課題の目標 – 離婚裁判についての文章のうち、「しかし、夫婦間での話し合いで」から「これらを離婚裁判といいます。」までの部分を、一字も変えずにそのまま書き写してください。

━━━━━ 提示文

離婚裁判はするべき?メリットや期間、費用、流れまで徹底解説!
[投稿日] 2017年12月21日 [最終更新日] 2018年07月10日
調停・審判・裁判などを得意としている弁護士
大西 洋至 弁護士 京都府
二之宮義人法律事務所離婚の話し合いをしているのですが、なかなか思うように進みません…。
そうですね。離婚の話し合いはどうしても感情的になってしまいがちですし、そこに子供のことや金銭の問題が絡むと、こじれることが多いものです。
では、どうしたらいいのでしょうか?
話し合いで解決できないとなると、第三者に解決してもらうほかありません。
離婚裁判を検討する必要があるかもしれません。
でも、裁判なんてやったことがないし、ちょっとこわいです……。
離婚裁判まですべきなのか、躊躇する方も多いものです。
そこでここでは、そもそも離婚裁判とはどういうものなのかを含めた、離婚裁判をめぐるあらゆる問題について徹底的に解説をしていきます。
目次 |
---|
ではまずは、離婚裁判とはそもそもどんなものなのか、簡単に説明していきます。
1-1 離婚裁判とはどんなもの?
離婚は、夫婦の話し合いで決めることが原則です。
(話し合いで決める離婚のことを協議離婚といいます。)
しかし、夫婦間での話し合いで円満に離婚をすることができないということはよくあります。
また、未成年の子供がいる場合には、親権の奪い合いで争いとなることもよくあることです。
このような場合には、離婚にまつわる様々な事柄を、裁判所という公権力で決定してもらわなければなりません。
例えば、以下のような事柄です。
- そもそも離婚をするかどうか
- 親権者の指定
- 養育費の取り決め
- 財産分与の方法
- 慰謝料の決定
など
そこで、夫婦の一方が配偶者を被告として訴状を提出し、裁判を行うことになります。
家庭裁判所に訴状を提出し、そこで審理が行われることになります。
また、家庭裁判所で出された判決に不服があれば、その家庭裁判所を管轄する高等裁判所に、高等裁判所の判決に不服であれば最高裁判所に、それぞれ上訴することができます。
これらを離婚裁判といいます。
1-2 調停前置主義
ただし、いきなり家庭裁判所に離婚裁判を起こすことはできません。
まずは裁判の前に家庭裁判所に対して離婚調停を申し立て、調停を行う必要があります。
調停は、やはり裁判所で行われるものですが、調停委員を間に挟んで夫婦の話し合いを行うというものです。
そこで調停が成立しなかった場合に、初めて離婚裁判を起こすことができるのが原則です。
これを調停前置主義といいます。

━━━━━━━━━━
━━━━━ 資料

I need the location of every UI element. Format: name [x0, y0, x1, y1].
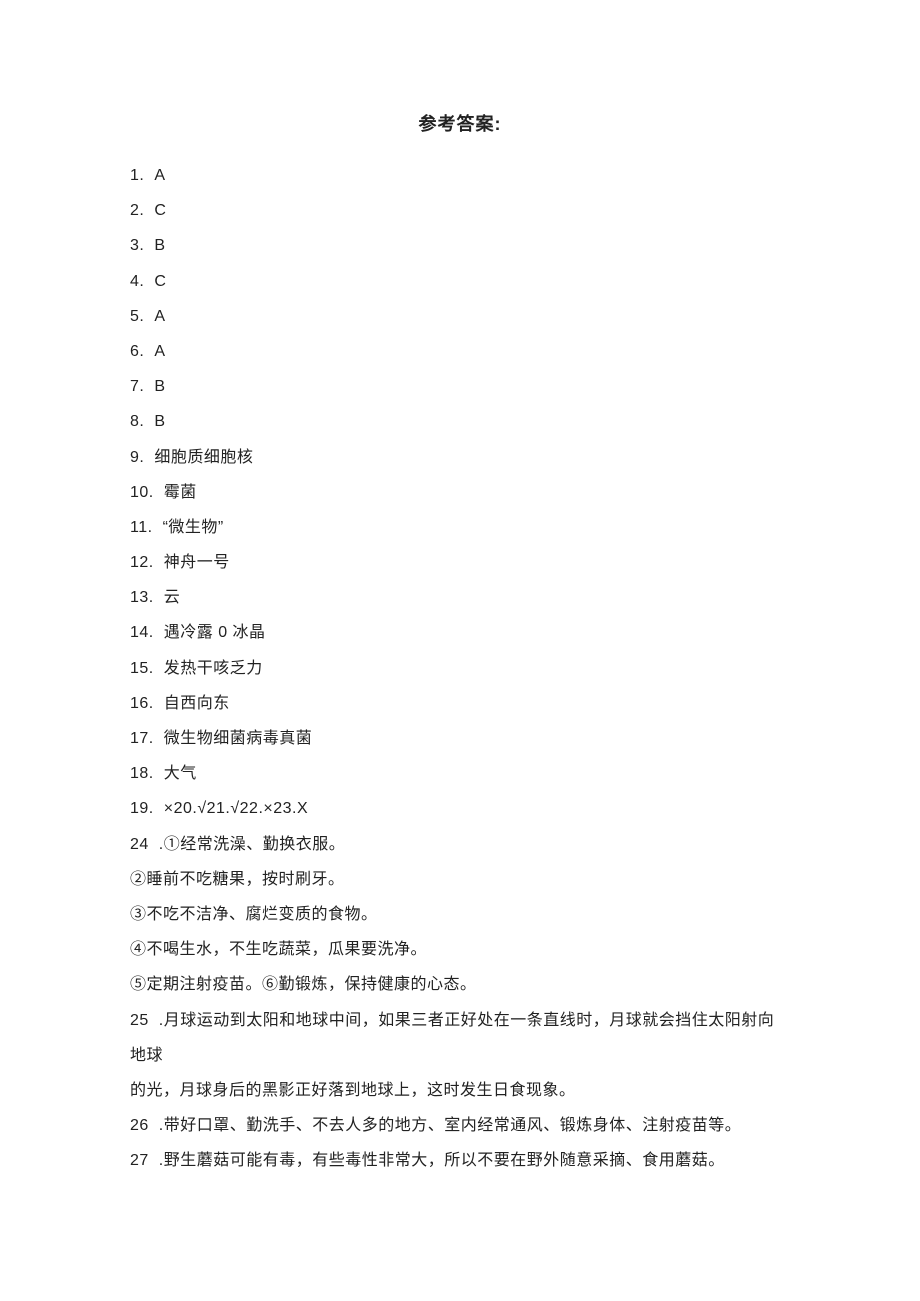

━━━━━━━━━━

課題の解答 –
しかし、夫婦間での話し合いで円満に離婚をすることができないということはよくあります。
また、未成年の子供がいる場合には、親権の奪い合いで争いとなることもよくあることです。
このような場合には、離婚にまつわる様々な事柄を、裁判所という公権力で決定してもらわなければなりません。
例えば、以下のような事柄です。
- そもそも離婚をするかどうか
- 親権者の指定
- 養育費の取り決め
- 財産分与の方法
- 慰謝料の決定
など
そこで、夫婦の一方が配偶者を被告として訴状を提出し、裁判を行うことになります。
家庭裁判所に訴状を提出し、そこで審理が行われることになります。
また、家庭裁判所で出された判決に不服があれば、その家庭裁判所を管轄する高等裁判所に、高等裁判所の判決に不服であれば最高裁判所に、それぞれ上訴することができます。
これらを離婚裁判といいます。